▶ _EXERCISE 1_
In the text on the cost of seven-day hospital services, what is named as the biggest cost driver?
▶ _EXERCISE 2_
Extend the text on the cost of seven-day hospital services, picking up from its final sentence.

The biggest cost driver is the need to recruit more consultants – an unavoidable cost for trusts needing a greater consultant presence at weekends. Other workforce costs varied widely – some trusts expected to recruit more nurse specialists, others no change to nursing.

The study found that reductions in the premium paid for working at weekends would make seven-day services more affordable, but not cost-neutral under the current configuration of services, as most of the cost relates to hiring more medical staff. It also points out that some non-teaching hospitals already have difficulty recruiting medical staff. Seven-day services would increase demand for staff groups already difficult to recruit, such as radiologists and acute physicians, but collaborative working between trusts could help mitigate this cost.

If payment by results rules are applied, the main financial benefit for providers is shorter lengths of stay, but the savings in the sample trusts would not cover the extra costs. Providers said the only benefit for commissioners would be avoiding unnecessary admissions – but to deliver this they would only have to provide a seven-day admissions unit, rather than have the whole hospital running seven-day services.

According to the sample trusts, few commissioners have made seven-day services a high priority. The report says NHS England must consider how to incentivise commissioners and providers to implement the initiative. Some trusts had agreed payment mechanisms outside of PBR to incentivise seven-day services and share the risks and benefits.

▶ _DATASET EXTRACT_

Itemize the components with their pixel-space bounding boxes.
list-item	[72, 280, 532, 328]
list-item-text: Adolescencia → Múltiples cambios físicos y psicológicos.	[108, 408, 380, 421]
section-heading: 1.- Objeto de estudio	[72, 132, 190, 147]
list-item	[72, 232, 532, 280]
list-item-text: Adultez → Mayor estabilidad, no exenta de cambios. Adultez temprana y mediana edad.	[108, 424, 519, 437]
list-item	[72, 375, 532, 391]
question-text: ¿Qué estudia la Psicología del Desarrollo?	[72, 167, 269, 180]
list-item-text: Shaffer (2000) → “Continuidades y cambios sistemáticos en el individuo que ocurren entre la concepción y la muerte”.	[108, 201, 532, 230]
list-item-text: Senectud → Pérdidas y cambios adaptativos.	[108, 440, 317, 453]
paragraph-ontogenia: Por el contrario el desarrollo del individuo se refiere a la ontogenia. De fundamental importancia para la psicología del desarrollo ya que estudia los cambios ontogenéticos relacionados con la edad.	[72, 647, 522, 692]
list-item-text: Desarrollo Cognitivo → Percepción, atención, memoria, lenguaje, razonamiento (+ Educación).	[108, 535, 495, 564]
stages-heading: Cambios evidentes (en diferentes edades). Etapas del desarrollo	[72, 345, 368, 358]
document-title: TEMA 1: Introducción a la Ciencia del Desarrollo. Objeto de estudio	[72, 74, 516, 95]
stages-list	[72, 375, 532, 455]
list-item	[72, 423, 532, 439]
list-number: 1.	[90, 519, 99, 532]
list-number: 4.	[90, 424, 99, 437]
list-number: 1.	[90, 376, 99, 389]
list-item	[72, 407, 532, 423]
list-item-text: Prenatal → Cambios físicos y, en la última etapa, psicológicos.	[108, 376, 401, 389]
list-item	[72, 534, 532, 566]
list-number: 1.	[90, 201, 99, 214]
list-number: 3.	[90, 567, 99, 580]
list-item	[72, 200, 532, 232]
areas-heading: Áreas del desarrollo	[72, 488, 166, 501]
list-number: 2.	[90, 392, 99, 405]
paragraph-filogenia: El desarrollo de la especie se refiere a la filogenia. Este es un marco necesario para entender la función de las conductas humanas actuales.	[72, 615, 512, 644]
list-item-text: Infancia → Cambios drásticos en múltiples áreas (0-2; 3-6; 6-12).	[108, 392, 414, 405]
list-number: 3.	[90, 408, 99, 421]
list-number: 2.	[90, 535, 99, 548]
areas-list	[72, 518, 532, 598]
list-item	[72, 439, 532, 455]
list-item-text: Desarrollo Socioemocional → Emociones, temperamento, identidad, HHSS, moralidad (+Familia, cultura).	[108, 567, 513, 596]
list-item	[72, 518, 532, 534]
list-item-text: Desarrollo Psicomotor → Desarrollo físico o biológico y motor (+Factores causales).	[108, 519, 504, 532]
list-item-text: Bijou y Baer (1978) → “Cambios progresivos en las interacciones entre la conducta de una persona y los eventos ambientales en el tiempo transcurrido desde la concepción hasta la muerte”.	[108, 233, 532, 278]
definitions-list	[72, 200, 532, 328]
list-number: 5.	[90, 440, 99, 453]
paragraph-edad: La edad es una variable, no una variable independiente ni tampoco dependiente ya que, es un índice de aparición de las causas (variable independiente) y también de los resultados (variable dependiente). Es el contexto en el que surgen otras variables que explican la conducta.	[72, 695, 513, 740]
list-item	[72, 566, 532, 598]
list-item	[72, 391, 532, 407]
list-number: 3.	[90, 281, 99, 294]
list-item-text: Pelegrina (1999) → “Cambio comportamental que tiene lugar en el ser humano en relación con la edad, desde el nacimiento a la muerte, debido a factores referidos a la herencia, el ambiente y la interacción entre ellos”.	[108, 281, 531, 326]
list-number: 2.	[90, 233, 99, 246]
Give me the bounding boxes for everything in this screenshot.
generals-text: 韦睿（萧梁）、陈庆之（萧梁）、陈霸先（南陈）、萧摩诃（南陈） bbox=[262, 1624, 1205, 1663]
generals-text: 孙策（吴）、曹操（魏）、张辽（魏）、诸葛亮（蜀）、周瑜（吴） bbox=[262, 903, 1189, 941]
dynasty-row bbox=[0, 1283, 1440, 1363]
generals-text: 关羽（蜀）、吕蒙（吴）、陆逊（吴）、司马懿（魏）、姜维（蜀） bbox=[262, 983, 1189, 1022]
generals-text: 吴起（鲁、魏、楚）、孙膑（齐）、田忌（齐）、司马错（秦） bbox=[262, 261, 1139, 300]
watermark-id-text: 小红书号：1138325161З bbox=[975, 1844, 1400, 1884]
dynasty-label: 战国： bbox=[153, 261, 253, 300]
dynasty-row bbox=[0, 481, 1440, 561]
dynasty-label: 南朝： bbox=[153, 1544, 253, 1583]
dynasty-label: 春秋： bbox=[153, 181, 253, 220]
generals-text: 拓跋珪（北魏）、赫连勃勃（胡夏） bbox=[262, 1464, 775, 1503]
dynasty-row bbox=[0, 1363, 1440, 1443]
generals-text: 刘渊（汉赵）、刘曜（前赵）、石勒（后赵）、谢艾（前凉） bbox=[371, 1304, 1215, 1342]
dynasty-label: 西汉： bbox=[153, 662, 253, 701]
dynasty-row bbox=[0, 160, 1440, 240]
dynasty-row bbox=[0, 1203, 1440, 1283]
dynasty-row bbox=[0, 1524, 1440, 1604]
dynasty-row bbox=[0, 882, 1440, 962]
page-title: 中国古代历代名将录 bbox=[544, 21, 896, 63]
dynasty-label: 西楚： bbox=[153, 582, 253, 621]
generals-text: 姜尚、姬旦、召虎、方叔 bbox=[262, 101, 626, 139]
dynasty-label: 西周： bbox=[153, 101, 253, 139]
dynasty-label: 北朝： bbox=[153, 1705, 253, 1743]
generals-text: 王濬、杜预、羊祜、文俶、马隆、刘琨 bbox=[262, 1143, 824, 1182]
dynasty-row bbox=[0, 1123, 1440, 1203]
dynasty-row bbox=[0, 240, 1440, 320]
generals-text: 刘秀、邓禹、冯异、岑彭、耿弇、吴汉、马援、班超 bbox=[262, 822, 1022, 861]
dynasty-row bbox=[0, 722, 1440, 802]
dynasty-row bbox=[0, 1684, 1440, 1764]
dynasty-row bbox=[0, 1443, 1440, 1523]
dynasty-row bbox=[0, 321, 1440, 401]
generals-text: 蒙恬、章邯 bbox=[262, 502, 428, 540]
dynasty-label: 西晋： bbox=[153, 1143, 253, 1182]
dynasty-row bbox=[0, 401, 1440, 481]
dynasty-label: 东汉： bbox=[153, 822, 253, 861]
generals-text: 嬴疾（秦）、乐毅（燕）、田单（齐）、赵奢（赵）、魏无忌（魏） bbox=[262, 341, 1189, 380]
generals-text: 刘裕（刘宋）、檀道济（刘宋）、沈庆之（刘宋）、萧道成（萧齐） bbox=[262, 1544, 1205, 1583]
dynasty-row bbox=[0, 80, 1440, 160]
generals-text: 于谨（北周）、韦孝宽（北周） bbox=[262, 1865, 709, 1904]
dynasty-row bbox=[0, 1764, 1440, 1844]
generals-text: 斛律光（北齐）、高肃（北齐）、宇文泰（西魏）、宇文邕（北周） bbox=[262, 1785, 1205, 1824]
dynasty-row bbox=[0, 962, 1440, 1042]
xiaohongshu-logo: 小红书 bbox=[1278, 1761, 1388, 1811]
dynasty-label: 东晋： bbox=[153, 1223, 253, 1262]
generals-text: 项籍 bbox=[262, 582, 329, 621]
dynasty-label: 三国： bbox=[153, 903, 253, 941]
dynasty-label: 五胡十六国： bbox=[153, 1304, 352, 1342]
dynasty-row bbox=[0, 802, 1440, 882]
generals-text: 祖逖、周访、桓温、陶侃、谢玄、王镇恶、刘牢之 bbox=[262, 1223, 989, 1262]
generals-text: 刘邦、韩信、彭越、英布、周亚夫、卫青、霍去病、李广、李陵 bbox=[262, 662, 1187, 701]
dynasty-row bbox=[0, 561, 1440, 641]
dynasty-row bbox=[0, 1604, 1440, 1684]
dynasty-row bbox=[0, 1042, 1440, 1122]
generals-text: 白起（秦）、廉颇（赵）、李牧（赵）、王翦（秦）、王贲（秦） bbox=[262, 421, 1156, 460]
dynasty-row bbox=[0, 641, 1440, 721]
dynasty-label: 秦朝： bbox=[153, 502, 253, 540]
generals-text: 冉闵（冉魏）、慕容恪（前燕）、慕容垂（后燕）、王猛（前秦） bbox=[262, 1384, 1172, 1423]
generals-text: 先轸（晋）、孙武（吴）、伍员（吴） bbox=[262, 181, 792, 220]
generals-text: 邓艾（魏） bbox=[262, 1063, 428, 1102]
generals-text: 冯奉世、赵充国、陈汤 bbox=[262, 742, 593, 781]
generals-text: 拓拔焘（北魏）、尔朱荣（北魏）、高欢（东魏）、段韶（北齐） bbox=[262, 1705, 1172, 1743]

▶ _ANSWER SPACE 1_
The need to recruit more consultants.

▶ _ANSWER SPACE 2_
While seven-day services are likely to point the service towards greater consolidation of providers, the scope for such moves is greater in urban areas. Additionally, seven-day services cannot be divorced from other policy initiatives, such as the review of urgent and emergency services. The HFMA report says NHS organisations need strategic plans that are clinically and financially sustainable, showing how they will develop seven-day services without increasing the overall costs of healthcare.

Finance staff have a role in facilitating seven-day services, including modelling options, managing financial risks, and working with commissioners to resolve funding issues. ‘If the clinical case for seven-day services is strong, internal NHS obstacles should not be allowed to prevent it,’ says the report.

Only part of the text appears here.